- _What you have to do_: Copy everything in the data below exactly except the pictures.

- _Data records_:
┄┄┄┄┄┄┄┄┄┄

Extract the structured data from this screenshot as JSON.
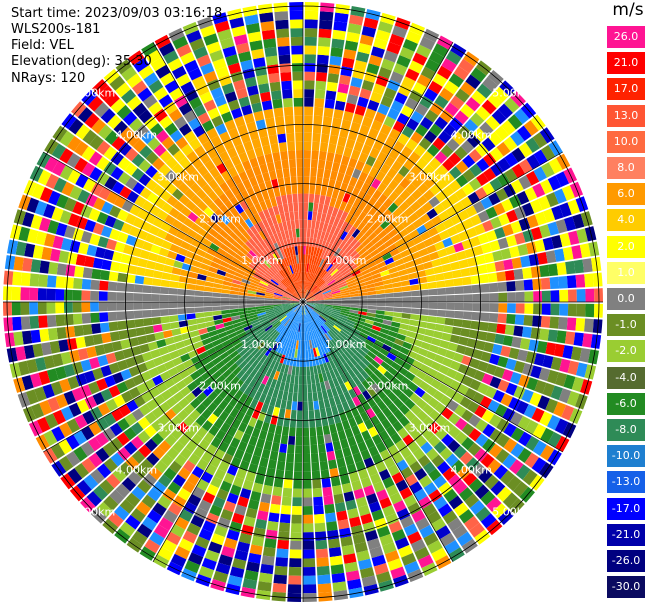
{
  "header": {
    "start_time": "Start time: 2023/09/03 03:16:18",
    "instrument": "WLS200s-181",
    "field": "Field: VEL",
    "elevation": "Elevation(deg): 35.30",
    "nrays": "NRays: 120"
  },
  "chart_data": {
    "type": "heatmap",
    "projection": "polar-ppi",
    "unit": "m/s",
    "rays": 120,
    "range_rings_km": [
      1.0,
      2.0,
      3.0,
      4.0,
      5.0
    ],
    "range_ring_labels": [
      "1.00km",
      "2.00km",
      "3.00km",
      "4.00km",
      "5.00km"
    ],
    "colorbar": {
      "ticks": [
        "26.0",
        "21.0",
        "17.0",
        "13.0",
        "10.0",
        "8.0",
        "6.0",
        "4.0",
        "2.0",
        "1.0",
        "0.0",
        "-1.0",
        "-2.0",
        "-4.0",
        "-6.0",
        "-8.0",
        "-10.0",
        "-13.0",
        "-17.0",
        "-21.0",
        "-26.0",
        "-30.0"
      ],
      "colors": [
        "#ff1493",
        "#ff0000",
        "#ff2200",
        "#ff5533",
        "#ff6a40",
        "#ff8060",
        "#ff9a00",
        "#ffcc00",
        "#ffff00",
        "#ffff66",
        "#808080",
        "#6b8e23",
        "#9acd32",
        "#556b2f",
        "#228b22",
        "#2e8b57",
        "#1e7fd0",
        "#1560e8",
        "#0000ff",
        "#0000aa",
        "#000080",
        "#0a0a60"
      ]
    },
    "sectors": [
      {
        "from_deg": 0,
        "to_deg": 180,
        "dominant": "positive (warm: red/orange/yellow)"
      },
      {
        "from_deg": 180,
        "to_deg": 360,
        "dominant": "negative (cool: green/blue)"
      }
    ]
  }
}
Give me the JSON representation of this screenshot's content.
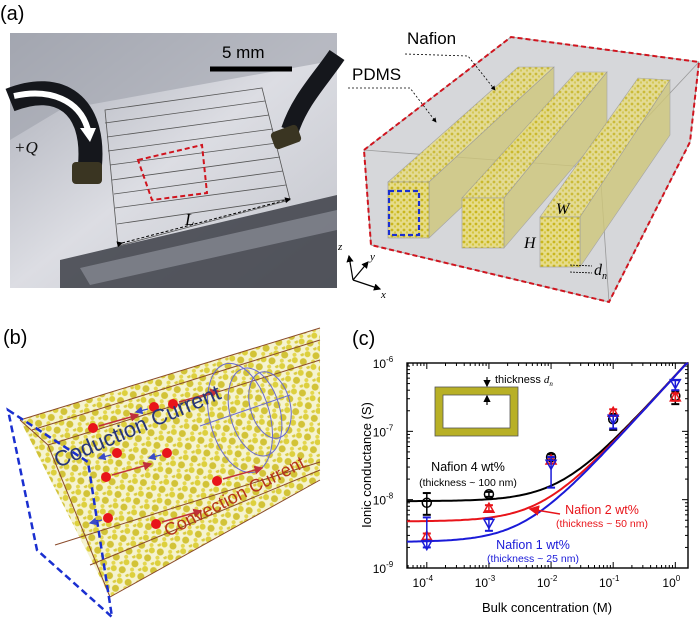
{
  "panel_a": {
    "label": "(a)",
    "scale_bar": "5 mm",
    "flow_label": "+Q",
    "length_label": "L",
    "nafion_label": "Nafion",
    "pdms_label": "PDMS",
    "width_label": "W",
    "height_label": "H",
    "thickness_label": "d",
    "thickness_sub": "n",
    "axis_z": "z",
    "axis_y": "y",
    "axis_x": "x",
    "colors": {
      "highlight_red": "#d0141e",
      "highlight_blue": "#1a2fd0",
      "nafion": "#c8b820"
    }
  },
  "panel_b": {
    "label": "(b)",
    "conduction_label": "Coduction Current",
    "convection_label": "Convection Current",
    "colors": {
      "conduction": "#27357a",
      "convection": "#b5341a",
      "ions": "#e8141a"
    }
  },
  "panel_c": {
    "label": "(c)",
    "inset_label": "thickness ",
    "inset_symbol": "d",
    "inset_sub": "n",
    "annotations": [
      {
        "name": "Nafion 4 wt%",
        "detail": "(thickness ~ 100 nm)",
        "color": "#000000"
      },
      {
        "name": "Nafion 2 wt%",
        "detail": "(thickness ~ 50 nm)",
        "color": "#e8141a"
      },
      {
        "name": "Nafion 1 wt%",
        "detail": "(thickness ~ 25 nm)",
        "color": "#1a1ad8"
      }
    ]
  },
  "chart_data": {
    "type": "scatter",
    "title": "",
    "xlabel": "Bulk concentration (M)",
    "ylabel": "Ionic conductance (S)",
    "xscale": "log",
    "yscale": "log",
    "xlim": [
      4.8e-05,
      1.6
    ],
    "ylim": [
      1e-09,
      1e-06
    ],
    "x_ticks": [
      {
        "base": "10",
        "exp": "-4"
      },
      {
        "base": "10",
        "exp": "-3"
      },
      {
        "base": "10",
        "exp": "-2"
      },
      {
        "base": "10",
        "exp": "-1"
      },
      {
        "base": "10",
        "exp": "0"
      }
    ],
    "y_ticks": [
      {
        "base": "10",
        "exp": "-9"
      },
      {
        "base": "10",
        "exp": "-8"
      },
      {
        "base": "10",
        "exp": "-7"
      },
      {
        "base": "10",
        "exp": "-6"
      }
    ],
    "grid": false,
    "x": [
      0.0001,
      0.001,
      0.01,
      0.1,
      1
    ],
    "series": [
      {
        "name": "Nafion 4 wt%",
        "color": "#000000",
        "marker": "circle",
        "values": [
          9e-09,
          1.2e-08,
          4.2e-08,
          1.5e-07,
          3.3e-07
        ],
        "err_low": [
          6e-09,
          1.1e-08,
          3.8e-08,
          1.05e-07,
          2.5e-07
        ],
        "err_high": [
          1.25e-08,
          1.3e-08,
          4.6e-08,
          1.8e-07,
          3.9e-07
        ],
        "fit_floor": 9.5e-09,
        "fit_slope": 6.5e-07
      },
      {
        "name": "Nafion 2 wt%",
        "color": "#e8141a",
        "marker": "triangle-up",
        "values": [
          2.9e-09,
          7.5e-09,
          3.8e-08,
          1.9e-07,
          3.2e-07
        ],
        "err_low": [
          2.6e-09,
          6.8e-09,
          3.4e-08,
          1.7e-07,
          2.8e-07
        ],
        "err_high": [
          3.2e-09,
          8.3e-09,
          4.2e-08,
          2.1e-07,
          3.6e-07
        ],
        "fit_floor": 4.8e-09,
        "fit_slope": 6.5e-07
      },
      {
        "name": "Nafion 1 wt%",
        "color": "#1a1ad8",
        "marker": "triangle-down",
        "values": [
          2.2e-09,
          4.5e-09,
          3.3e-08,
          1.5e-07,
          5e-07
        ],
        "err_low": [
          2e-09,
          3.5e-09,
          1.5e-08,
          1.1e-07,
          4e-07
        ],
        "err_high": [
          5.5e-09,
          5.3e-09,
          4.2e-08,
          1.7e-07,
          5.6e-07
        ],
        "fit_floor": 2.4e-09,
        "fit_slope": 6.5e-07
      }
    ]
  }
}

┄┄┄┄┄┄┄┄┄┄

- _The answer_:
Extract the structured data from this screenshot as JSON.
{
  "header": {
    "start_time": "Start time: 2023/09/03 03:16:18",
    "instrument": "WLS200s-181",
    "field": "Field: VEL",
    "elevation": "Elevation(deg): 35.30",
    "nrays": "NRays: 120"
  },
  "chart_data": {
    "type": "heatmap",
    "projection": "polar-ppi",
    "unit": "m/s",
    "rays": 120,
    "range_rings_km": [
      1.0,
      2.0,
      3.0,
      4.0,
      5.0
    ],
    "range_ring_labels": [
      "1.00km",
      "2.00km",
      "3.00km",
      "4.00km",
      "5.00km"
    ],
    "colorbar": {
      "ticks": [
        "26.0",
        "21.0",
        "17.0",
        "13.0",
        "10.0",
        "8.0",
        "6.0",
        "4.0",
        "2.0",
        "1.0",
        "0.0",
        "-1.0",
        "-2.0",
        "-4.0",
        "-6.0",
        "-8.0",
        "-10.0",
        "-13.0",
        "-17.0",
        "-21.0",
        "-26.0",
        "-30.0"
      ],
      "colors": [
        "#ff1493",
        "#ff0000",
        "#ff2200",
        "#ff5533",
        "#ff6a40",
        "#ff8060",
        "#ff9a00",
        "#ffcc00",
        "#ffff00",
        "#ffff66",
        "#808080",
        "#6b8e23",
        "#9acd32",
        "#556b2f",
        "#228b22",
        "#2e8b57",
        "#1e7fd0",
        "#1560e8",
        "#0000ff",
        "#0000aa",
        "#000080",
        "#0a0a60"
      ]
    },
    "sectors": [
      {
        "from_deg": 0,
        "to_deg": 180,
        "dominant": "positive (warm: red/orange/yellow)"
      },
      {
        "from_deg": 180,
        "to_deg": 360,
        "dominant": "negative (cool: green/blue)"
      }
    ]
  }
}
Give me the JSON representation of this screenshot's content.
{
  "panel_a": {
    "label": "(a)",
    "scale_bar": "5 mm",
    "flow_label": "+Q",
    "length_label": "L",
    "nafion_label": "Nafion",
    "pdms_label": "PDMS",
    "width_label": "W",
    "height_label": "H",
    "thickness_label": "d",
    "thickness_sub": "n",
    "axis_z": "z",
    "axis_y": "y",
    "axis_x": "x",
    "colors": {
      "highlight_red": "#d0141e",
      "highlight_blue": "#1a2fd0",
      "nafion": "#c8b820"
    }
  },
  "panel_b": {
    "label": "(b)",
    "conduction_label": "Coduction Current",
    "convection_label": "Convection Current",
    "colors": {
      "conduction": "#27357a",
      "convection": "#b5341a",
      "ions": "#e8141a"
    }
  },
  "panel_c": {
    "label": "(c)",
    "inset_label": "thickness ",
    "inset_symbol": "d",
    "inset_sub": "n",
    "annotations": [
      {
        "name": "Nafion 4 wt%",
        "detail": "(thickness ~ 100 nm)",
        "color": "#000000"
      },
      {
        "name": "Nafion 2 wt%",
        "detail": "(thickness ~ 50 nm)",
        "color": "#e8141a"
      },
      {
        "name": "Nafion 1 wt%",
        "detail": "(thickness ~ 25 nm)",
        "color": "#1a1ad8"
      }
    ]
  },
  "chart_data": {
    "type": "scatter",
    "title": "",
    "xlabel": "Bulk concentration (M)",
    "ylabel": "Ionic conductance (S)",
    "xscale": "log",
    "yscale": "log",
    "xlim": [
      4.8e-05,
      1.6
    ],
    "ylim": [
      1e-09,
      1e-06
    ],
    "x_ticks": [
      {
        "base": "10",
        "exp": "-4"
      },
      {
        "base": "10",
        "exp": "-3"
      },
      {
        "base": "10",
        "exp": "-2"
      },
      {
        "base": "10",
        "exp": "-1"
      },
      {
        "base": "10",
        "exp": "0"
      }
    ],
    "y_ticks": [
      {
        "base": "10",
        "exp": "-9"
      },
      {
        "base": "10",
        "exp": "-8"
      },
      {
        "base": "10",
        "exp": "-7"
      },
      {
        "base": "10",
        "exp": "-6"
      }
    ],
    "grid": false,
    "x": [
      0.0001,
      0.001,
      0.01,
      0.1,
      1
    ],
    "series": [
      {
        "name": "Nafion 4 wt%",
        "color": "#000000",
        "marker": "circle",
        "values": [
          9e-09,
          1.2e-08,
          4.2e-08,
          1.5e-07,
          3.3e-07
        ],
        "err_low": [
          6e-09,
          1.1e-08,
          3.8e-08,
          1.05e-07,
          2.5e-07
        ],
        "err_high": [
          1.25e-08,
          1.3e-08,
          4.6e-08,
          1.8e-07,
          3.9e-07
        ],
        "fit_floor": 9.5e-09,
        "fit_slope": 6.5e-07
      },
      {
        "name": "Nafion 2 wt%",
        "color": "#e8141a",
        "marker": "triangle-up",
        "values": [
          2.9e-09,
          7.5e-09,
          3.8e-08,
          1.9e-07,
          3.2e-07
        ],
        "err_low": [
          2.6e-09,
          6.8e-09,
          3.4e-08,
          1.7e-07,
          2.8e-07
        ],
        "err_high": [
          3.2e-09,
          8.3e-09,
          4.2e-08,
          2.1e-07,
          3.6e-07
        ],
        "fit_floor": 4.8e-09,
        "fit_slope": 6.5e-07
      },
      {
        "name": "Nafion 1 wt%",
        "color": "#1a1ad8",
        "marker": "triangle-down",
        "values": [
          2.2e-09,
          4.5e-09,
          3.3e-08,
          1.5e-07,
          5e-07
        ],
        "err_low": [
          2e-09,
          3.5e-09,
          1.5e-08,
          1.1e-07,
          4e-07
        ],
        "err_high": [
          5.5e-09,
          5.3e-09,
          4.2e-08,
          1.7e-07,
          5.6e-07
        ],
        "fit_floor": 2.4e-09,
        "fit_slope": 6.5e-07
      }
    ]
  }
}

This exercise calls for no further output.